## Task description
Scan the listing below. Report each line that includes "name".
-- Start --
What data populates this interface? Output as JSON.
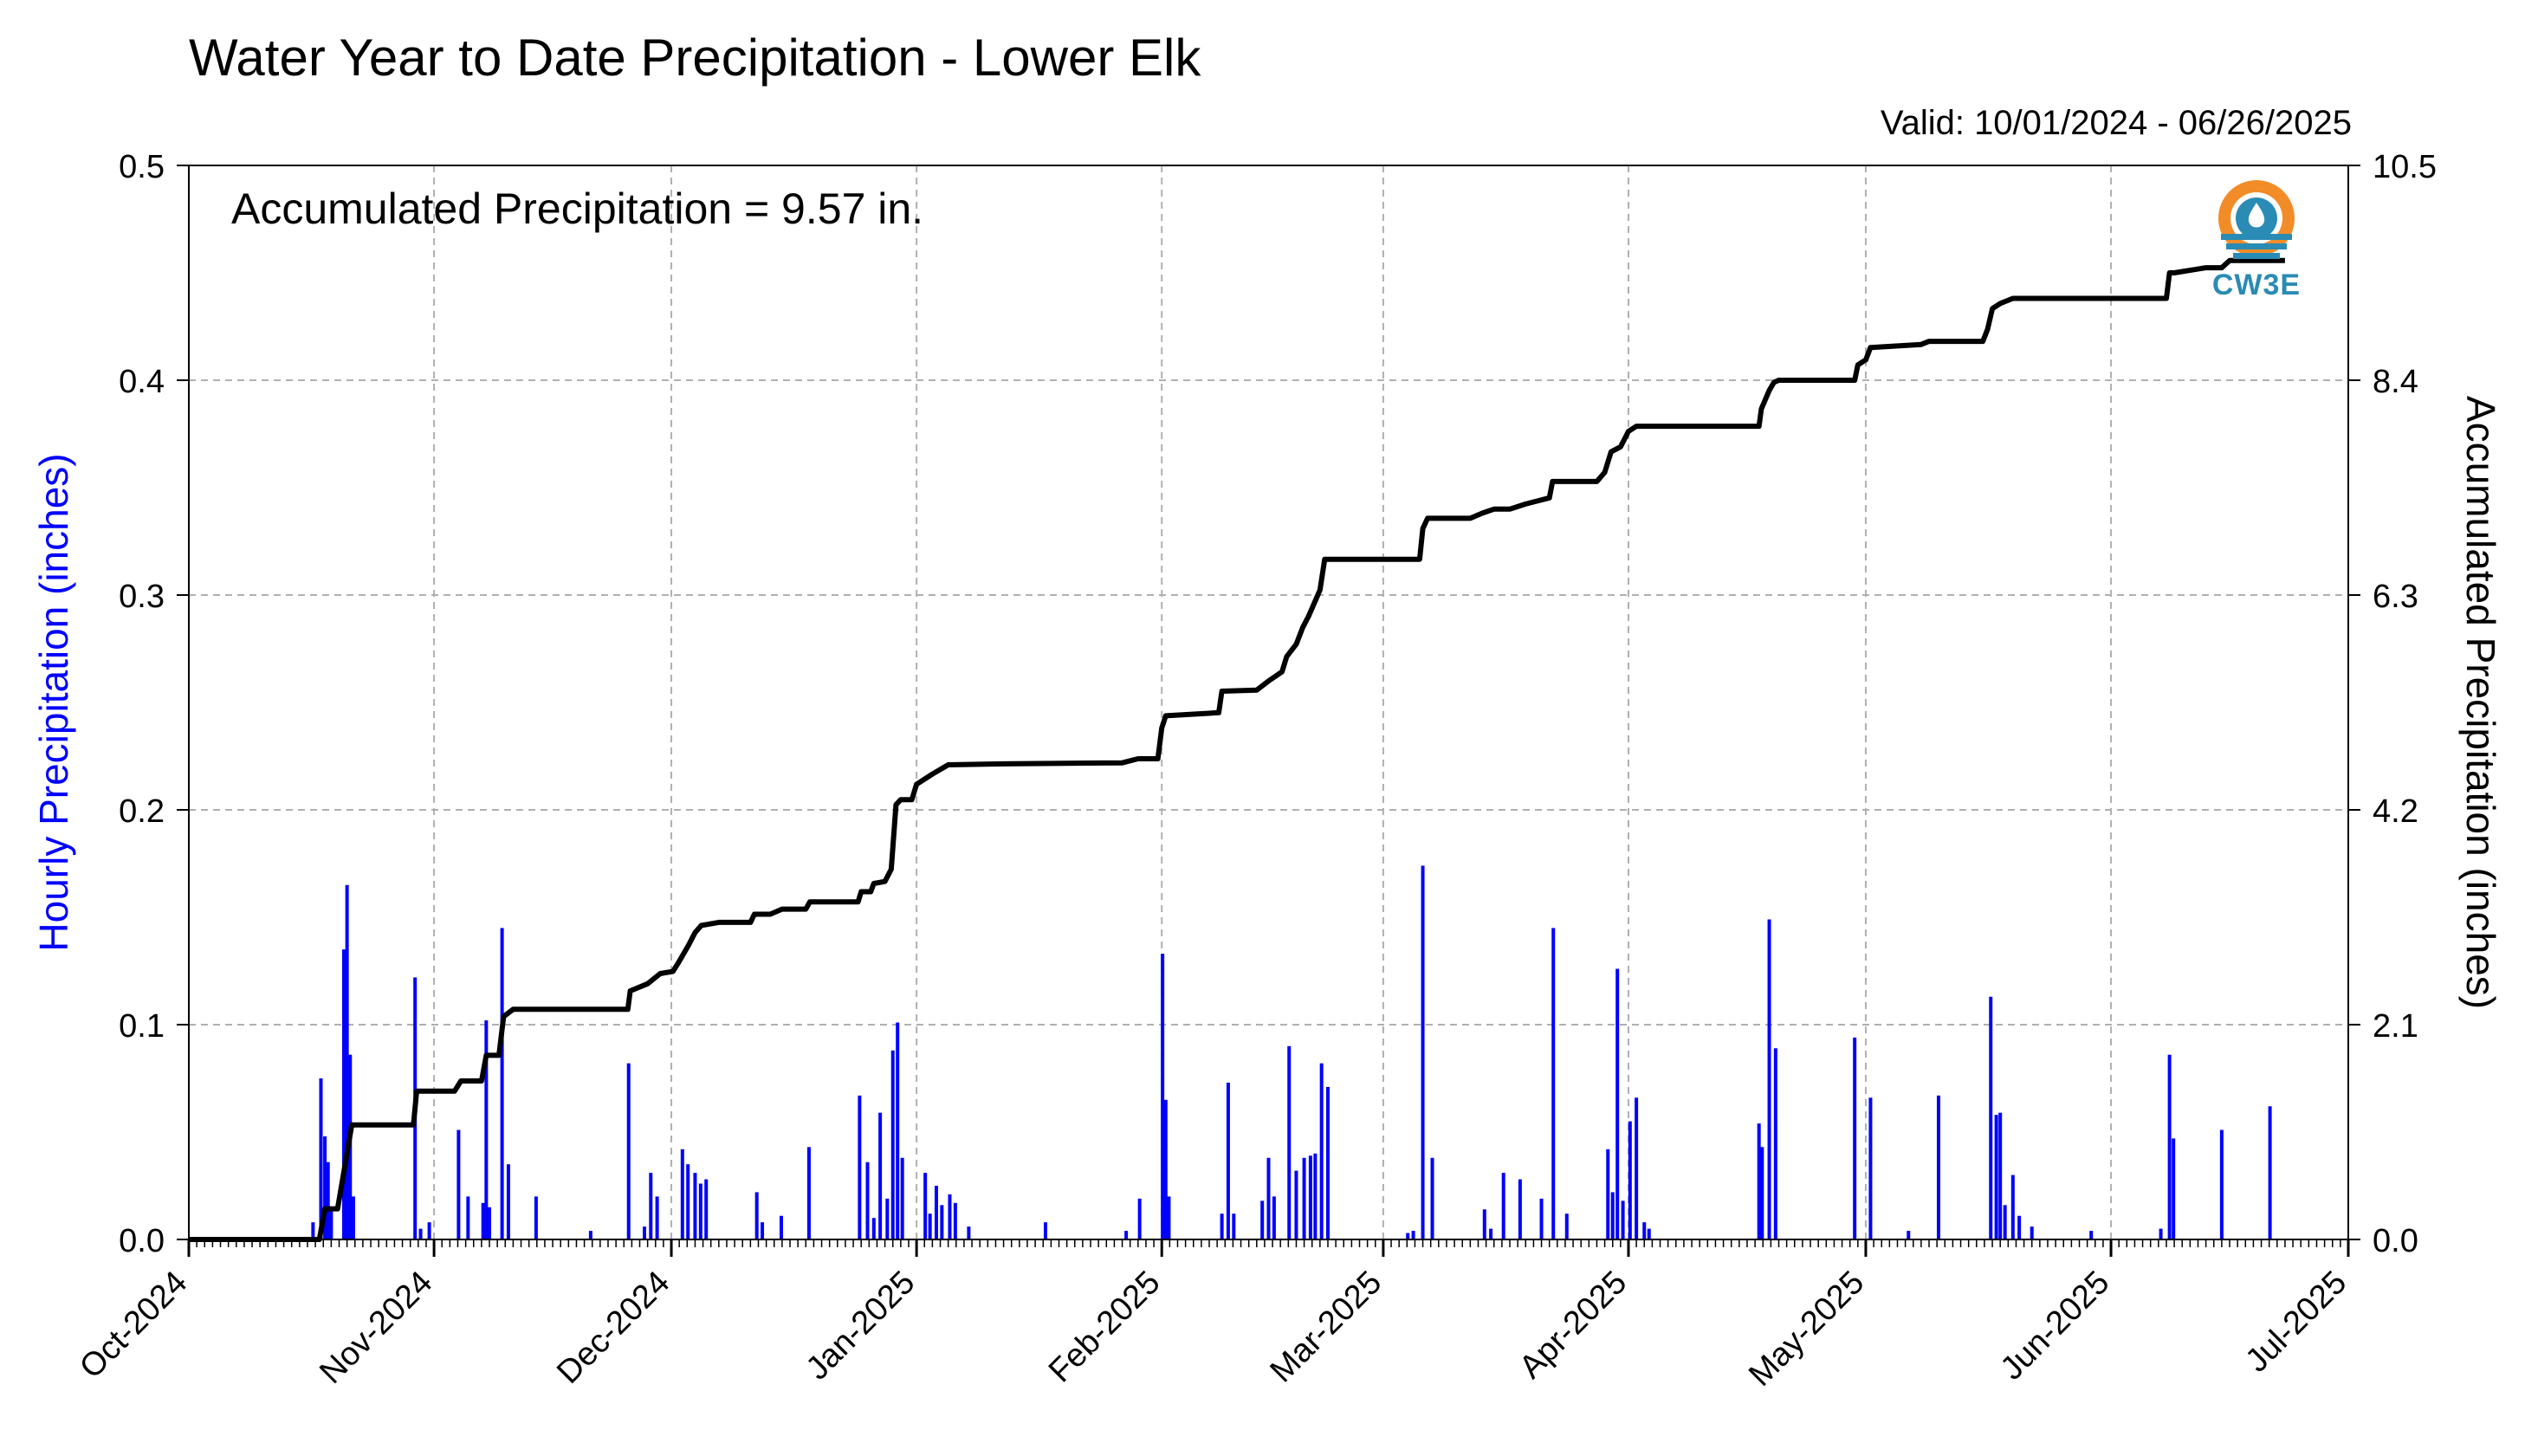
{
  "chart_data": {
    "type": "bar+line",
    "title": "Water Year to Date Precipitation - Lower Elk",
    "valid_text": "Valid: 10/01/2024 - 06/26/2025",
    "annotation": "Accumulated Precipitation = 9.57 in.",
    "logo_text": "CW3E",
    "y_left_label": "Hourly Precipitation (inches)",
    "y_right_label": "Accumulated Precipitation (inches)",
    "y_left_ticks": [
      "0.0",
      "0.1",
      "0.2",
      "0.3",
      "0.4",
      "0.5"
    ],
    "y_right_ticks": [
      "0.0",
      "2.1",
      "4.2",
      "6.3",
      "8.4",
      "10.5"
    ],
    "x_ticks": [
      "Oct-2024",
      "Nov-2024",
      "Dec-2024",
      "Jan-2025",
      "Feb-2025",
      "Mar-2025",
      "Apr-2025",
      "May-2025",
      "Jun-2025",
      "Jul-2025"
    ],
    "x_tick_days": [
      0,
      31,
      61,
      92,
      123,
      151,
      182,
      212,
      243,
      273
    ],
    "ylim_left": [
      0,
      0.5
    ],
    "ylim_right": [
      0,
      10.5
    ],
    "grid": true,
    "colors": {
      "bars": "#0000ff",
      "line": "#000000",
      "left_label": "#0000ff",
      "grid": "#b0b0b0"
    },
    "series": [
      {
        "name": "Hourly Precipitation",
        "type": "bar",
        "date_start": "2024-10-01",
        "points": [
          [
            15.7,
            0.008
          ],
          [
            16.7,
            0.075
          ],
          [
            17.2,
            0.048
          ],
          [
            17.6,
            0.036
          ],
          [
            18.0,
            0.015
          ],
          [
            19.6,
            0.135
          ],
          [
            20.0,
            0.165
          ],
          [
            20.4,
            0.086
          ],
          [
            20.8,
            0.02
          ],
          [
            28.6,
            0.122
          ],
          [
            29.3,
            0.005
          ],
          [
            30.4,
            0.008
          ],
          [
            34.1,
            0.051
          ],
          [
            35.3,
            0.02
          ],
          [
            37.2,
            0.017
          ],
          [
            37.6,
            0.102
          ],
          [
            38.0,
            0.015
          ],
          [
            39.6,
            0.145
          ],
          [
            40.4,
            0.035
          ],
          [
            43.9,
            0.02
          ],
          [
            50.8,
            0.004
          ],
          [
            55.6,
            0.082
          ],
          [
            57.6,
            0.006
          ],
          [
            58.4,
            0.031
          ],
          [
            59.2,
            0.02
          ],
          [
            62.4,
            0.042
          ],
          [
            63.1,
            0.035
          ],
          [
            64.0,
            0.031
          ],
          [
            64.7,
            0.026
          ],
          [
            65.4,
            0.028
          ],
          [
            71.8,
            0.022
          ],
          [
            72.5,
            0.008
          ],
          [
            74.9,
            0.011
          ],
          [
            78.4,
            0.043
          ],
          [
            84.8,
            0.067
          ],
          [
            85.8,
            0.036
          ],
          [
            86.6,
            0.01
          ],
          [
            87.4,
            0.059
          ],
          [
            88.3,
            0.019
          ],
          [
            89.0,
            0.088
          ],
          [
            89.6,
            0.101
          ],
          [
            90.2,
            0.038
          ],
          [
            93.1,
            0.031
          ],
          [
            93.7,
            0.012
          ],
          [
            94.5,
            0.025
          ],
          [
            95.2,
            0.016
          ],
          [
            96.2,
            0.021
          ],
          [
            96.9,
            0.017
          ],
          [
            98.6,
            0.006
          ],
          [
            108.3,
            0.008
          ],
          [
            118.5,
            0.004
          ],
          [
            120.2,
            0.019
          ],
          [
            123.1,
            0.133
          ],
          [
            123.5,
            0.065
          ],
          [
            123.9,
            0.02
          ],
          [
            130.6,
            0.012
          ],
          [
            131.4,
            0.073
          ],
          [
            132.1,
            0.012
          ],
          [
            135.7,
            0.018
          ],
          [
            136.5,
            0.038
          ],
          [
            137.2,
            0.02
          ],
          [
            139.1,
            0.09
          ],
          [
            140.0,
            0.032
          ],
          [
            141.0,
            0.038
          ],
          [
            141.8,
            0.039
          ],
          [
            142.4,
            0.04
          ],
          [
            143.2,
            0.082
          ],
          [
            144.0,
            0.071
          ],
          [
            154.1,
            0.003
          ],
          [
            154.8,
            0.004
          ],
          [
            156.0,
            0.174
          ],
          [
            157.2,
            0.038
          ],
          [
            163.8,
            0.014
          ],
          [
            164.6,
            0.005
          ],
          [
            166.2,
            0.031
          ],
          [
            168.3,
            0.028
          ],
          [
            171.0,
            0.019
          ],
          [
            172.5,
            0.145
          ],
          [
            174.2,
            0.012
          ],
          [
            179.4,
            0.042
          ],
          [
            180.0,
            0.022
          ],
          [
            180.6,
            0.126
          ],
          [
            181.3,
            0.018
          ],
          [
            182.2,
            0.055
          ],
          [
            183.0,
            0.066
          ],
          [
            184.0,
            0.008
          ],
          [
            184.6,
            0.005
          ],
          [
            198.5,
            0.054
          ],
          [
            198.9,
            0.043
          ],
          [
            199.8,
            0.149
          ],
          [
            200.6,
            0.089
          ],
          [
            210.6,
            0.094
          ],
          [
            212.6,
            0.066
          ],
          [
            217.4,
            0.004
          ],
          [
            221.2,
            0.067
          ],
          [
            227.8,
            0.113
          ],
          [
            228.5,
            0.058
          ],
          [
            229.0,
            0.059
          ],
          [
            229.6,
            0.016
          ],
          [
            230.6,
            0.03
          ],
          [
            231.4,
            0.011
          ],
          [
            233.0,
            0.006
          ],
          [
            240.5,
            0.004
          ],
          [
            249.3,
            0.005
          ],
          [
            250.4,
            0.086
          ],
          [
            250.9,
            0.047
          ],
          [
            257.0,
            0.051
          ],
          [
            263.1,
            0.062
          ]
        ]
      },
      {
        "name": "Accumulated Precipitation",
        "type": "step-line",
        "date_start": "2024-10-01",
        "points": [
          [
            0,
            0
          ],
          [
            16.5,
            0
          ],
          [
            17.2,
            0.3
          ],
          [
            18.8,
            0.3
          ],
          [
            19.8,
            0.75
          ],
          [
            20.6,
            1.12
          ],
          [
            28.4,
            1.12
          ],
          [
            28.8,
            1.45
          ],
          [
            33.6,
            1.45
          ],
          [
            34.4,
            1.55
          ],
          [
            37.0,
            1.55
          ],
          [
            37.6,
            1.8
          ],
          [
            39.2,
            1.8
          ],
          [
            39.8,
            2.18
          ],
          [
            41.0,
            2.25
          ],
          [
            48.0,
            2.25
          ],
          [
            55.5,
            2.25
          ],
          [
            55.8,
            2.43
          ],
          [
            58.0,
            2.5
          ],
          [
            59.6,
            2.6
          ],
          [
            61.2,
            2.62
          ],
          [
            62.0,
            2.72
          ],
          [
            63.2,
            2.88
          ],
          [
            64.0,
            3.0
          ],
          [
            64.8,
            3.07
          ],
          [
            67.0,
            3.1
          ],
          [
            71.0,
            3.1
          ],
          [
            71.5,
            3.18
          ],
          [
            73.5,
            3.18
          ],
          [
            75.0,
            3.23
          ],
          [
            78.0,
            3.23
          ],
          [
            78.5,
            3.3
          ],
          [
            84.6,
            3.3
          ],
          [
            85.0,
            3.4
          ],
          [
            86.2,
            3.4
          ],
          [
            86.6,
            3.48
          ],
          [
            88.0,
            3.5
          ],
          [
            88.8,
            3.62
          ],
          [
            89.4,
            4.25
          ],
          [
            90.0,
            4.3
          ],
          [
            91.4,
            4.3
          ],
          [
            92.0,
            4.45
          ],
          [
            94.0,
            4.55
          ],
          [
            96.0,
            4.64
          ],
          [
            103.0,
            4.65
          ],
          [
            118.0,
            4.66
          ],
          [
            120.0,
            4.7
          ],
          [
            122.5,
            4.7
          ],
          [
            123.0,
            5.0
          ],
          [
            123.5,
            5.12
          ],
          [
            128.0,
            5.14
          ],
          [
            130.2,
            5.15
          ],
          [
            130.6,
            5.36
          ],
          [
            135.0,
            5.37
          ],
          [
            136.5,
            5.46
          ],
          [
            138.2,
            5.55
          ],
          [
            138.8,
            5.7
          ],
          [
            140.0,
            5.82
          ],
          [
            140.8,
            5.98
          ],
          [
            141.6,
            6.1
          ],
          [
            143.0,
            6.35
          ],
          [
            143.6,
            6.65
          ],
          [
            155.6,
            6.65
          ],
          [
            156.0,
            6.95
          ],
          [
            156.6,
            7.05
          ],
          [
            162.0,
            7.05
          ],
          [
            163.5,
            7.1
          ],
          [
            165.0,
            7.14
          ],
          [
            167.0,
            7.14
          ],
          [
            169.0,
            7.19
          ],
          [
            172.0,
            7.25
          ],
          [
            172.4,
            7.41
          ],
          [
            178.0,
            7.41
          ],
          [
            179.0,
            7.5
          ],
          [
            179.8,
            7.7
          ],
          [
            181.0,
            7.75
          ],
          [
            182.0,
            7.9
          ],
          [
            183.0,
            7.95
          ],
          [
            197.0,
            7.95
          ],
          [
            198.5,
            7.95
          ],
          [
            198.8,
            8.12
          ],
          [
            199.8,
            8.3
          ],
          [
            200.4,
            8.38
          ],
          [
            201.0,
            8.4
          ],
          [
            210.6,
            8.4
          ],
          [
            211.0,
            8.55
          ],
          [
            212.0,
            8.6
          ],
          [
            212.6,
            8.72
          ],
          [
            219.0,
            8.75
          ],
          [
            220.0,
            8.78
          ],
          [
            226.8,
            8.78
          ],
          [
            227.4,
            8.9
          ],
          [
            228.0,
            9.1
          ],
          [
            229.0,
            9.15
          ],
          [
            230.6,
            9.2
          ],
          [
            231.4,
            9.2
          ],
          [
            250.0,
            9.2
          ],
          [
            250.4,
            9.45
          ],
          [
            251.0,
            9.45
          ],
          [
            255.0,
            9.5
          ],
          [
            257.0,
            9.5
          ],
          [
            258.0,
            9.57
          ],
          [
            265.0,
            9.57
          ]
        ]
      }
    ]
  }
}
-- End --
## The result
        "name": "Hourly Precipitation",
        "name": "Accumulated Precipitation",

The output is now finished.